-- Start --
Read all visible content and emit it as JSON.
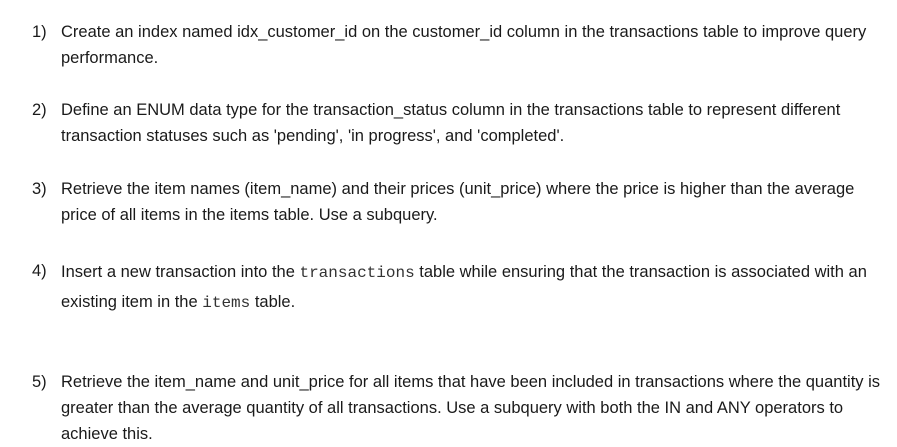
{
  "items": [
    {
      "number": "1)",
      "text": "Create an index named idx_customer_id on the customer_id column in the transactions table to improve query performance."
    },
    {
      "number": "2)",
      "text": "Define an ENUM data type for the transaction_status column in the transactions table to represent different transaction statuses such as 'pending', 'in progress', and 'completed'."
    },
    {
      "number": "3)",
      "text": "Retrieve the item names (item_name) and their prices (unit_price) where the price is higher than the average price of all items in the items table. Use a subquery."
    },
    {
      "number": "4)",
      "text_a": "Insert a new transaction into the ",
      "code_a": "transactions",
      "text_b": " table while ensuring that the transaction is associated with an existing item in the ",
      "code_b": "items",
      "text_c": " table."
    },
    {
      "number": "5)",
      "text": "Retrieve the item_name and unit_price for all items that have been included in transactions where the quantity is greater than the average quantity of all transactions. Use a subquery with both the IN and ANY operators to achieve this."
    }
  ]
}
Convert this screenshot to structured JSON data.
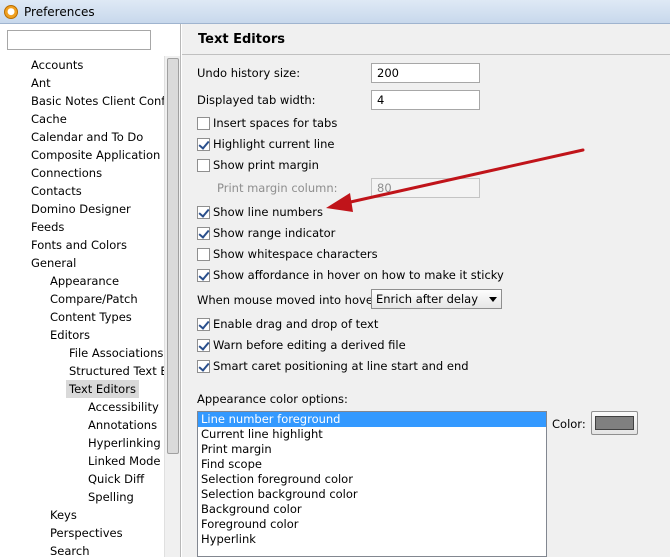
{
  "window": {
    "title": "Preferences"
  },
  "tree": {
    "items": [
      {
        "label": "Accounts",
        "level": 0
      },
      {
        "label": "Ant",
        "level": 0
      },
      {
        "label": "Basic Notes Client Config",
        "level": 0
      },
      {
        "label": "Cache",
        "level": 0
      },
      {
        "label": "Calendar and To Do",
        "level": 0
      },
      {
        "label": "Composite Application E",
        "level": 0
      },
      {
        "label": "Connections",
        "level": 0
      },
      {
        "label": "Contacts",
        "level": 0
      },
      {
        "label": "Domino Designer",
        "level": 0
      },
      {
        "label": "Feeds",
        "level": 0
      },
      {
        "label": "Fonts and Colors",
        "level": 0
      },
      {
        "label": "General",
        "level": 0
      },
      {
        "label": "Appearance",
        "level": 1
      },
      {
        "label": "Compare/Patch",
        "level": 1
      },
      {
        "label": "Content Types",
        "level": 1
      },
      {
        "label": "Editors",
        "level": 1
      },
      {
        "label": "File Associations",
        "level": 2
      },
      {
        "label": "Structured Text Ec",
        "level": 2
      },
      {
        "label": "Text Editors",
        "level": 2,
        "selected": true
      },
      {
        "label": "Accessibility",
        "level": 3
      },
      {
        "label": "Annotations",
        "level": 3
      },
      {
        "label": "Hyperlinking",
        "level": 3
      },
      {
        "label": "Linked Mode",
        "level": 3
      },
      {
        "label": "Quick Diff",
        "level": 3
      },
      {
        "label": "Spelling",
        "level": 3
      },
      {
        "label": "Keys",
        "level": 1
      },
      {
        "label": "Perspectives",
        "level": 1
      },
      {
        "label": "Search",
        "level": 1
      }
    ]
  },
  "page": {
    "title": "Text Editors",
    "undo_label": "Undo history size:",
    "undo_value": "200",
    "tab_label": "Displayed tab width:",
    "tab_value": "4",
    "checkboxes": {
      "insert_spaces": {
        "label": "Insert spaces for tabs",
        "checked": false
      },
      "highlight_line": {
        "label": "Highlight current line",
        "checked": true
      },
      "print_margin": {
        "label": "Show print margin",
        "checked": false
      },
      "line_numbers": {
        "label": "Show line numbers",
        "checked": true
      },
      "range_indicator": {
        "label": "Show range indicator",
        "checked": true
      },
      "whitespace": {
        "label": "Show whitespace characters",
        "checked": false
      },
      "affordance": {
        "label": "Show affordance in hover on how to make it sticky",
        "checked": true
      },
      "drag_drop": {
        "label": "Enable drag and drop of text",
        "checked": true
      },
      "warn_derived": {
        "label": "Warn before editing a derived file",
        "checked": true
      },
      "smart_caret": {
        "label": "Smart caret positioning at line start and end",
        "checked": true
      }
    },
    "print_margin_label": "Print margin column:",
    "print_margin_value": "80",
    "hover_label": "When mouse moved into hover:",
    "hover_value": "Enrich after delay",
    "appearance_label": "Appearance color options:",
    "color_options": [
      "Line number foreground",
      "Current line highlight",
      "Print margin",
      "Find scope",
      "Selection foreground color",
      "Selection background color",
      "Background color",
      "Foreground color",
      "Hyperlink"
    ],
    "color_label": "Color:",
    "swatch_color": "#808080"
  },
  "annotation": {
    "arrow_color": "#c0141a"
  }
}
-- End --
SET PROBLEM:
Filter the listing above by the word "average"; copy each line that passes.

COMPLETE OUTPUT:
      "text": "Retrieve the item names (item_name) and their prices (unit_price) where the price is higher than the average price of all items in the items table. Use a subquery."
      "text": "Retrieve the item_name and unit_price for all items that have been included in transactions where the quantity is greater than the average quantity of all transactions. Use a subquery with both the IN and ANY operators to achieve this."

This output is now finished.